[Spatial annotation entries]
:::::
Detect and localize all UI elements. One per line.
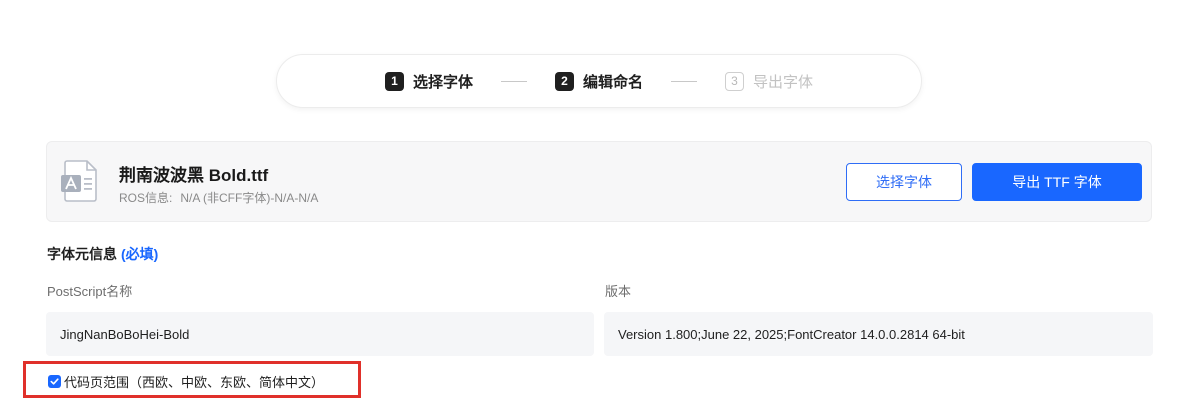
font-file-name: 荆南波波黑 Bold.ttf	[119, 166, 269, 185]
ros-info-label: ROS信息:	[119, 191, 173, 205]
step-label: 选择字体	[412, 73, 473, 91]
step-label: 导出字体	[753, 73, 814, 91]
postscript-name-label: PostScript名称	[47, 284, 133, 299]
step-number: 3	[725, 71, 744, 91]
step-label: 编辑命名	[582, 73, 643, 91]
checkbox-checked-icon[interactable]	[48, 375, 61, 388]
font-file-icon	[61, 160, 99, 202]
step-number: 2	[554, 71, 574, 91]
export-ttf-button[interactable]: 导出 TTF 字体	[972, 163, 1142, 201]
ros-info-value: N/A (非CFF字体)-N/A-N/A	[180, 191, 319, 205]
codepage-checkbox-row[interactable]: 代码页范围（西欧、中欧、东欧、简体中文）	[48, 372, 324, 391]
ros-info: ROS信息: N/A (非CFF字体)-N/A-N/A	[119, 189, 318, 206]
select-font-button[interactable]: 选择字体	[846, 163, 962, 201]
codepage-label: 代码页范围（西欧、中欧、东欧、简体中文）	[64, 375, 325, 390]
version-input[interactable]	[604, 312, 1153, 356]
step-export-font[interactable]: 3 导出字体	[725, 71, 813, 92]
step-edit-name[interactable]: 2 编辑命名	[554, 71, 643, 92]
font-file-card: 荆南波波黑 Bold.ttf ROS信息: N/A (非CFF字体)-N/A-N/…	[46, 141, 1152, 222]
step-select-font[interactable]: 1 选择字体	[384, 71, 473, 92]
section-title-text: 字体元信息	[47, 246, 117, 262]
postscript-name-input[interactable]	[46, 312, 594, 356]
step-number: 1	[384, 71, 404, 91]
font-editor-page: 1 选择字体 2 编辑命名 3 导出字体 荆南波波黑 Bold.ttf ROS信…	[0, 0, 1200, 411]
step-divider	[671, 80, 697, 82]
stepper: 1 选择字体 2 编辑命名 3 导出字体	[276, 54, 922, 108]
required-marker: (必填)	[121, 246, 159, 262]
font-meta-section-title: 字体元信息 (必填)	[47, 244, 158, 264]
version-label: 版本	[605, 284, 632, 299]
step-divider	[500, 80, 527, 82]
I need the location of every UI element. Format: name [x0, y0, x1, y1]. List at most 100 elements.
:::::
Exercise directions: Convert the lines of the records above into a JSON list of strings, with one string per line and blank lines omitted. Leave the pictures out.

Full response:
[
  "Detect and localize all UI elements. One per line.",
  "font-file-name: 荆南波波黑 Bold.ttf\t[119, 166, 269, 185]",
  "ros-info-label: ROS信息:\t[119, 191, 173, 205]",
  "step-label: 选择字体\t[412, 73, 473, 91]",
  "step-label: 导出字体\t[753, 73, 814, 91]",
  "postscript-name-label: PostScript名称\t[47, 284, 133, 299]",
  "step-number: 3\t[725, 71, 744, 91]",
  "step-label: 编辑命名\t[582, 73, 643, 91]",
  "checkbox-checked-icon[interactable]\t[48, 375, 61, 388]",
  "font-file-icon\t[61, 160, 99, 202]",
  "step-number: 2\t[554, 71, 574, 91]",
  "export-ttf-button[interactable]: 导出 TTF 字体\t[972, 163, 1142, 201]",
  "ros-info-value: N/A (非CFF字体)-N/A-N/A\t[180, 191, 319, 205]",
  "codepage-checkbox-row[interactable]: 代码页范围（西欧、中欧、东欧、简体中文）\t[48, 372, 324, 391]",
  "ros-info: ROS信息: N/A (非CFF字体)-N/A-N/A\t[119, 189, 318, 206]",
  "select-font-button[interactable]: 选择字体\t[846, 163, 962, 201]",
  "codepage-label: 代码页范围（西欧、中欧、东欧、简体中文）\t[64, 375, 325, 390]",
  "version-input[interactable]\t[604, 312, 1153, 356]",
  "step-export-font[interactable]: 3 导出字体\t[725, 71, 813, 92]",
  "step-edit-name[interactable]: 2 编辑命名\t[554, 71, 643, 92]",
  "font-file-card: 荆南波波黑 Bold.ttf ROS信息: N/A (非CFF字体)-N/A-N/…\t[46, 141, 1152, 222]",
  "step-select-font[interactable]: 1 选择字体\t[384, 71, 473, 92]",
  "section-title-text: 字体元信息\t[47, 246, 117, 262]",
  "postscript-name-input[interactable]\t[46, 312, 594, 356]",
  "step-number: 1\t[384, 71, 404, 91]",
  "font-editor-page: 1 选择字体 2 编辑命名 3 导出字体 荆南波波黑 Bold.ttf ROS信…\t[0, 0, 1200, 411]",
  "step-divider\t[671, 80, 697, 82]",
  "stepper: 1 选择字体 2 编辑命名 3 导出字体\t[276, 54, 922, 108]",
  "required-marker: (必填)\t[121, 246, 159, 262]",
  "font-meta-section-title: 字体元信息 (必填)\t[47, 244, 158, 264]",
  "version-label: 版本\t[605, 284, 632, 299]",
  "step-divider\t[500, 80, 527, 82]",
  "I need the location of every UI element. Format: name [x0, y0, x1, y1]. List at most 100 elements."
]